** WHAT THIS TASK INVOLVES **
Rewrite the stretch from the start of the listing through the line containing "k-badge-icon: K [100,574,108,585]", replacing "interactable" with "clickable" and leaving everything else unchanged.

** RECORDS PROVIDED **

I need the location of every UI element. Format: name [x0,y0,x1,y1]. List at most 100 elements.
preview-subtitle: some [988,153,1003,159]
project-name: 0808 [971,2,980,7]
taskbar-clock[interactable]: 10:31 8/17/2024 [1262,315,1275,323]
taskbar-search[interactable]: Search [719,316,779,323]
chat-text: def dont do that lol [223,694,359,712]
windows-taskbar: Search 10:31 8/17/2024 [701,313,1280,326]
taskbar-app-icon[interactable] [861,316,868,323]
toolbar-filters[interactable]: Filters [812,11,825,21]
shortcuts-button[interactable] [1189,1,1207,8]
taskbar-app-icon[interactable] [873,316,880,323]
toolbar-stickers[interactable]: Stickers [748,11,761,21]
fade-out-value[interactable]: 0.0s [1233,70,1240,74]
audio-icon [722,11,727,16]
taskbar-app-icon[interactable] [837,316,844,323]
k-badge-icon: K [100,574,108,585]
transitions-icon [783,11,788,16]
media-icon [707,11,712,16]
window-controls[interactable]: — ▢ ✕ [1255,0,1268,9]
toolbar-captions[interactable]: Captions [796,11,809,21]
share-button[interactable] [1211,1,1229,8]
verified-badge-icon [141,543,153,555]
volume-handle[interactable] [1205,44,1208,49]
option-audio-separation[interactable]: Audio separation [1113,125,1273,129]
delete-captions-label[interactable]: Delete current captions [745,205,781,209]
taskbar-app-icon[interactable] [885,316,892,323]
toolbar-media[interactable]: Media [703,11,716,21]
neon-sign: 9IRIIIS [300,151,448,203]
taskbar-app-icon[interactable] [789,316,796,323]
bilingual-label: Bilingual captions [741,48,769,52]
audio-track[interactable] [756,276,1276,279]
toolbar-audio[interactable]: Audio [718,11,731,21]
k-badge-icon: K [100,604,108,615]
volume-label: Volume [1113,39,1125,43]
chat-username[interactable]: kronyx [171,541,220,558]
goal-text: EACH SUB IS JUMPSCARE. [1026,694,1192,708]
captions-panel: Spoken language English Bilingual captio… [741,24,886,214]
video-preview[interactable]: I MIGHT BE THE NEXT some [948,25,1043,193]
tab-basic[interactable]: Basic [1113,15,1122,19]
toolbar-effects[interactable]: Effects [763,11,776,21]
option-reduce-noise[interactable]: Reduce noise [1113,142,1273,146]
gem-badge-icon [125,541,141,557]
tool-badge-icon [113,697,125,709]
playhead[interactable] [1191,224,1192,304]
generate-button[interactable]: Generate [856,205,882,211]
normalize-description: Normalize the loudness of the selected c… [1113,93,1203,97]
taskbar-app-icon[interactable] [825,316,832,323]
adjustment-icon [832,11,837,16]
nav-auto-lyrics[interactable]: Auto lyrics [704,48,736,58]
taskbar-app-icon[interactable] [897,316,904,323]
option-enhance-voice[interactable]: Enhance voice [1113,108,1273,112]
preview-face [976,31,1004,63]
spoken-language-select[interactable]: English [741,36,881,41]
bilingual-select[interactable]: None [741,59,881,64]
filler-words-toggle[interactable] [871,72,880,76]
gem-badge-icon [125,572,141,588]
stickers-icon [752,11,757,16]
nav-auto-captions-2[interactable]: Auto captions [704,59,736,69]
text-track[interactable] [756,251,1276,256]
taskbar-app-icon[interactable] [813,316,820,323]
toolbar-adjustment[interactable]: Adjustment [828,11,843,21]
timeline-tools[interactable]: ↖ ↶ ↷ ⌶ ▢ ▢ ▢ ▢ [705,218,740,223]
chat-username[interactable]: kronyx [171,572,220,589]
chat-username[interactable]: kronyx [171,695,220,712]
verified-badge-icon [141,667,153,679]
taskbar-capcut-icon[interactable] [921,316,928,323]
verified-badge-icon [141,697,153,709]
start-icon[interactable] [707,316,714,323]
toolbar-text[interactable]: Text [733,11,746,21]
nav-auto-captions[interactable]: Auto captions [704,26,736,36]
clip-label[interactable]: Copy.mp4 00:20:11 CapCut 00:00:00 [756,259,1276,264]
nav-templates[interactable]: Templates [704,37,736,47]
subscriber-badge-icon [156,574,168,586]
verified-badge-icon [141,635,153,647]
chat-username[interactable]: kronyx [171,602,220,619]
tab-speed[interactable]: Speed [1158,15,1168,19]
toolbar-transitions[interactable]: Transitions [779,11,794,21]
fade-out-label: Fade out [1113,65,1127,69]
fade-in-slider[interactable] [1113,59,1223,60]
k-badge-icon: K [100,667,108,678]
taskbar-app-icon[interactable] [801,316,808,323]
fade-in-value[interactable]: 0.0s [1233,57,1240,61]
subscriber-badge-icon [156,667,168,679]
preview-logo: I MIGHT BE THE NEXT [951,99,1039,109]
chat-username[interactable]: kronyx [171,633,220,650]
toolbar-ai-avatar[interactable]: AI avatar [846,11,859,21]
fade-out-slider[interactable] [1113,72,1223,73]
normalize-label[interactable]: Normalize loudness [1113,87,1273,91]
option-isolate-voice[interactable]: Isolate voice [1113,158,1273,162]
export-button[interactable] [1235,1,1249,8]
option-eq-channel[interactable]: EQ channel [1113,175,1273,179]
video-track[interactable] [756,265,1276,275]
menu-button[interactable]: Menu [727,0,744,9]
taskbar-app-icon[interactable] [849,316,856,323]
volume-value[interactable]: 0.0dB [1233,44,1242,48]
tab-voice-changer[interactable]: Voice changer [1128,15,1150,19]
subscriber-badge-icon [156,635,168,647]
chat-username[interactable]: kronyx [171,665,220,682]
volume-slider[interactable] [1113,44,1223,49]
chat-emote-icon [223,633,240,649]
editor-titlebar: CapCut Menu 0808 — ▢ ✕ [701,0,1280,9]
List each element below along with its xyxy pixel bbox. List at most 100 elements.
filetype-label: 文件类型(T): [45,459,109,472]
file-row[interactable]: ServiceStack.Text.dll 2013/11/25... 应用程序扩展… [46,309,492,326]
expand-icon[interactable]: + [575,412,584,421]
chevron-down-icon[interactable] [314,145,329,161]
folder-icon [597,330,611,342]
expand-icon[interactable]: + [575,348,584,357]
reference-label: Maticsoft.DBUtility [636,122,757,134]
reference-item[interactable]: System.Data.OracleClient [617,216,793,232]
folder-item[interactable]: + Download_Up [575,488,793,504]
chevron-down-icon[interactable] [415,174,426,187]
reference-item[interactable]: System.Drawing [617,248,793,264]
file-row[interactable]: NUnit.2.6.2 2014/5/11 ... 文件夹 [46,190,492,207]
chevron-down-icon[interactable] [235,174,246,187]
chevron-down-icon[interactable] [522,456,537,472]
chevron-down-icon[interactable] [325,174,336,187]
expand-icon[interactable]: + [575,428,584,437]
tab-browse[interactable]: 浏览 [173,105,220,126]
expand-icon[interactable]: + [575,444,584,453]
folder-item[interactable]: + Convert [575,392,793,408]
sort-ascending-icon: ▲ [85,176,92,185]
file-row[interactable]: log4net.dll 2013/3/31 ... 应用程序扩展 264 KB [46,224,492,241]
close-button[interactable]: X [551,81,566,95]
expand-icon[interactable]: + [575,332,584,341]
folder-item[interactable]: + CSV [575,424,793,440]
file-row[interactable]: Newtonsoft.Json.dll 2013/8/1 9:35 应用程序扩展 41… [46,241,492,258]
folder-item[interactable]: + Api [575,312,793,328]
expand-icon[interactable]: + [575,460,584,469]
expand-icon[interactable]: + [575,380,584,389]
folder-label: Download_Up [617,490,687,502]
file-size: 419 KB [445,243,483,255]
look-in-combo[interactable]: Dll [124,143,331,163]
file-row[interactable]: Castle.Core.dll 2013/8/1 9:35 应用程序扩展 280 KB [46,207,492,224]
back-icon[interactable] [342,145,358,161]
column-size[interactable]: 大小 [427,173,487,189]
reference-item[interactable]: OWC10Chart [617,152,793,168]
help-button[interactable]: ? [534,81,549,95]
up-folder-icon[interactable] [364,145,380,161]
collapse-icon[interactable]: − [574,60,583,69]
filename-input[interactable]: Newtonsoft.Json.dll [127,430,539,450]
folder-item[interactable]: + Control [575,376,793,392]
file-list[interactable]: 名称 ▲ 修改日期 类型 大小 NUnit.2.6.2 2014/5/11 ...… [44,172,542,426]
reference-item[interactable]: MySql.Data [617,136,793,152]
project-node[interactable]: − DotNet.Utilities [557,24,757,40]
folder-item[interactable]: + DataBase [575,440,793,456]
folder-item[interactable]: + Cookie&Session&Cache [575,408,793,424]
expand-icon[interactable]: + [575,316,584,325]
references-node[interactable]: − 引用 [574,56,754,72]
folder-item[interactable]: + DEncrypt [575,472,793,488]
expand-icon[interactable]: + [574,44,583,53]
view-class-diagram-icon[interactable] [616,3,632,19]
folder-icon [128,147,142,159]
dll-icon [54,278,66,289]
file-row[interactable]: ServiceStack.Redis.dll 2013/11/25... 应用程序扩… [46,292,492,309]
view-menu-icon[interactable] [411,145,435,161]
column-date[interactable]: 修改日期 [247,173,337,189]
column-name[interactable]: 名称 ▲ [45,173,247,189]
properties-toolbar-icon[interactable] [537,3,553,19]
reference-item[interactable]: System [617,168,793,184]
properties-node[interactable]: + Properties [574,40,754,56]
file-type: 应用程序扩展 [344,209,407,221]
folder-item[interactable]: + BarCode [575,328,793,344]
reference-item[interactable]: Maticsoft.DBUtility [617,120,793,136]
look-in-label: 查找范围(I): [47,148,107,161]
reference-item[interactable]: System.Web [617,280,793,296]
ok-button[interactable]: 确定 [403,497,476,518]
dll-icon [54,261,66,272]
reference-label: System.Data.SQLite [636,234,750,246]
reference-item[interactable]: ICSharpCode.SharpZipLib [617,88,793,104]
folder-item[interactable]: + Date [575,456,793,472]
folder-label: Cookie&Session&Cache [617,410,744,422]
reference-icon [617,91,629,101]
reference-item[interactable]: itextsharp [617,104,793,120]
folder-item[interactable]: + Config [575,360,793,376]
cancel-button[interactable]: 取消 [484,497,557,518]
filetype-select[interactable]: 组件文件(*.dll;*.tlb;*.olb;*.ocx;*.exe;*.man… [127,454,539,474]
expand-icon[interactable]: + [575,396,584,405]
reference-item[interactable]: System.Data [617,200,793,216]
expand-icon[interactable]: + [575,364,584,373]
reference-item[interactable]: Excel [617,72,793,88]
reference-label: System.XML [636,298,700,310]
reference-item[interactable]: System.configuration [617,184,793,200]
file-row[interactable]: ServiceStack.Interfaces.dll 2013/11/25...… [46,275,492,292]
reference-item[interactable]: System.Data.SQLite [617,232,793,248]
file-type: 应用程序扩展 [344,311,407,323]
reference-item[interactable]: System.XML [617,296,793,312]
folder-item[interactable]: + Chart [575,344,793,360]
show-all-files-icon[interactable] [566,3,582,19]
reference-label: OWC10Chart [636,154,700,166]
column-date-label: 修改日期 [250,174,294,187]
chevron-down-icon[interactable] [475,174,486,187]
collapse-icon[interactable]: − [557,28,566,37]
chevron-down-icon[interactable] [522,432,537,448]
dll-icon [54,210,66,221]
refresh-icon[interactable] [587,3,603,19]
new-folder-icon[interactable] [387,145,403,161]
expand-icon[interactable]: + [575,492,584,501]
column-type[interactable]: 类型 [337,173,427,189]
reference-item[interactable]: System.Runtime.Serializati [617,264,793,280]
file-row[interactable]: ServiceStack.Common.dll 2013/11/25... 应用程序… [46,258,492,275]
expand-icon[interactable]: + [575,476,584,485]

** FULL OUTPUT **
I need the location of every UI element. Format: name [x0,y0,x1,y1]. List at most 100 elements.
preview-subtitle: some [988,153,1003,159]
project-name: 0808 [971,2,980,7]
taskbar-clock[clickable]: 10:31 8/17/2024 [1262,315,1275,323]
taskbar-search[clickable]: Search [719,316,779,323]
chat-text: def dont do that lol [223,694,359,712]
windows-taskbar: Search 10:31 8/17/2024 [701,313,1280,326]
taskbar-app-icon[clickable] [861,316,868,323]
toolbar-filters[clickable]: Filters [812,11,825,21]
shortcuts-button[clickable] [1189,1,1207,8]
taskbar-app-icon[clickable] [873,316,880,323]
toolbar-stickers[clickable]: Stickers [748,11,761,21]
fade-out-value[clickable]: 0.0s [1233,70,1240,74]
audio-icon [722,11,727,16]
taskbar-app-icon[clickable] [837,316,844,323]
k-badge-icon: K [100,574,108,585]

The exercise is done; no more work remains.